● YOUR OBJECTIVE:
For this exercise, transcribe all of the entries exactly.

Items listed in a dataset:
☆ ☆ ☆ ☆ ☆
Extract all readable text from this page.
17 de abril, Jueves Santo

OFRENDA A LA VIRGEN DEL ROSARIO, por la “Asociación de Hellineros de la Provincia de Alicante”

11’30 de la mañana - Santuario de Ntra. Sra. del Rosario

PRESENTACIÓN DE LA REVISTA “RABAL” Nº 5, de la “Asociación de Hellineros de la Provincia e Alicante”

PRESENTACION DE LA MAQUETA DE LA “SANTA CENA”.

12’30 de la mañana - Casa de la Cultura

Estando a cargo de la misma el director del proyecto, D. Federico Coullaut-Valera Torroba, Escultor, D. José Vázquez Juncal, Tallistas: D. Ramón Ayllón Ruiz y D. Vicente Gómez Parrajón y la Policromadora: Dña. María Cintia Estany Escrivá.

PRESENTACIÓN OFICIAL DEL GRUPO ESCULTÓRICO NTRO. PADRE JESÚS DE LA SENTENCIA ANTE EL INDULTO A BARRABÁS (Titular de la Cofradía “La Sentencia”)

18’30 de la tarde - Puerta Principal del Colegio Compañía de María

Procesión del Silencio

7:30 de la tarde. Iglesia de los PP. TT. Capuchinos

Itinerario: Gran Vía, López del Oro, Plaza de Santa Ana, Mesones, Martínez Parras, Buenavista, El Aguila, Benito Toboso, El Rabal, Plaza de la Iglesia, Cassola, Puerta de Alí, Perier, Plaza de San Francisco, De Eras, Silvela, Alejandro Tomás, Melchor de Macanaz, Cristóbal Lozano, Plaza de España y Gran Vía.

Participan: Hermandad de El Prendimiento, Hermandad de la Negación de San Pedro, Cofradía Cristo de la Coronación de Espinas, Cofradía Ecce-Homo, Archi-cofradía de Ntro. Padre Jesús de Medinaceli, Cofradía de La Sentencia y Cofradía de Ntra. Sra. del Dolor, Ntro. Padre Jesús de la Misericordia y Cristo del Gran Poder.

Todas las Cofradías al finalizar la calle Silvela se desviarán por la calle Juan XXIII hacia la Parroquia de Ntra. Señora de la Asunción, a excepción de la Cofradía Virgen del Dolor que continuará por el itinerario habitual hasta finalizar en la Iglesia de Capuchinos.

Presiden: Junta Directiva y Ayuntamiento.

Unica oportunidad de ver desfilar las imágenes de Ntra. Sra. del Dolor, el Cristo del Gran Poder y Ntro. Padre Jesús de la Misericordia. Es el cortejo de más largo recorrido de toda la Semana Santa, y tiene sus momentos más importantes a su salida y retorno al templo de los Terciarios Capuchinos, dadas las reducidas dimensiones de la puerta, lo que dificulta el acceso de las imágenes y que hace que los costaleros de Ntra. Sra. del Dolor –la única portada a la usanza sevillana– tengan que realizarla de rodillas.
☆ ☆ ☆ ☆ ☆
● YOUR RESPONSE:
Extract all readable text from this page.
17 de abril, Jueves Santo

OFRENDA A LA VIRGEN DEL ROSARIO, por la “Asociación de Hellineros de la Provincia de Alicante”

11’30 de la mañana - Santuario de Ntra. Sra. del Rosario

PRESENTACIÓN DE LA REVISTA “RABAL” Nº 5, de la “Asociación de Hellineros de la Provincia e Alicante”

PRESENTACION DE LA MAQUETA DE LA “SANTA CENA”.

12’30 de la mañana - Casa de la Cultura

Estando a cargo de la misma el director del proyecto, D. Federico Coullaut-Valera Torroba, Escultor, D. José Vázquez Juncal, Tallistas: D. Ramón Ayllón Ruiz y D. Vicente Gómez Parrajón y la Policromadora: Dña. María Cintia Estany Escrivá.

PRESENTACIÓN OFICIAL DEL GRUPO ESCULTÓRICO NTRO. PADRE JESÚS DE LA SENTENCIA ANTE EL INDULTO A BARRABÁS (Titular de la Cofradía “La Sentencia”)

18’30 de la tarde - Puerta Principal del Colegio Compañía de María

Procesión del Silencio

7:30 de la tarde. Iglesia de los PP. TT. Capuchinos

Itinerario: Gran Vía, López del Oro, Plaza de Santa Ana, Mesones, Martínez Parras, Buenavista, El Aguila, Benito Toboso, El Rabal, Plaza de la Iglesia, Cassola, Puerta de Alí, Perier, Plaza de San Francisco, De Eras, Silvela, Alejandro Tomás, Melchor de Macanaz, Cristóbal Lozano, Plaza de España y Gran Vía.

Participan: Hermandad de El Prendimiento, Hermandad de la Negación de San Pedro, Cofradía Cristo de la Coronación de Espinas, Cofradía Ecce-Homo, Archi-cofradía de Ntro. Padre Jesús de Medinaceli, Cofradía de La Sentencia y Cofradía de Ntra. Sra. del Dolor, Ntro. Padre Jesús de la Misericordia y Cristo del Gran Poder.

Todas las Cofradías al finalizar la calle Silvela se desviarán por la calle Juan XXIII hacia la Parroquia de Ntra. Señora de la Asunción, a excepción de la Cofradía Virgen del Dolor que continuará por el itinerario habitual hasta finalizar en la Iglesia de Capuchinos.

Presiden: Junta Directiva y Ayuntamiento.

Unica oportunidad de ver desfilar las imágenes de Ntra. Sra. del Dolor, el Cristo del Gran Poder y Ntro. Padre Jesús de la Misericordia. Es el cortejo de más largo recorrido de toda la Semana Santa, y tiene sus momentos más importantes a su salida y retorno al templo de los Terciarios Capuchinos, dadas las reducidas dimensiones de la puerta, lo que dificulta el acceso de las imágenes y que hace que los costaleros de Ntra. Sra. del Dolor –la única portada a la usanza sevillana– tengan que realizarla de rodillas.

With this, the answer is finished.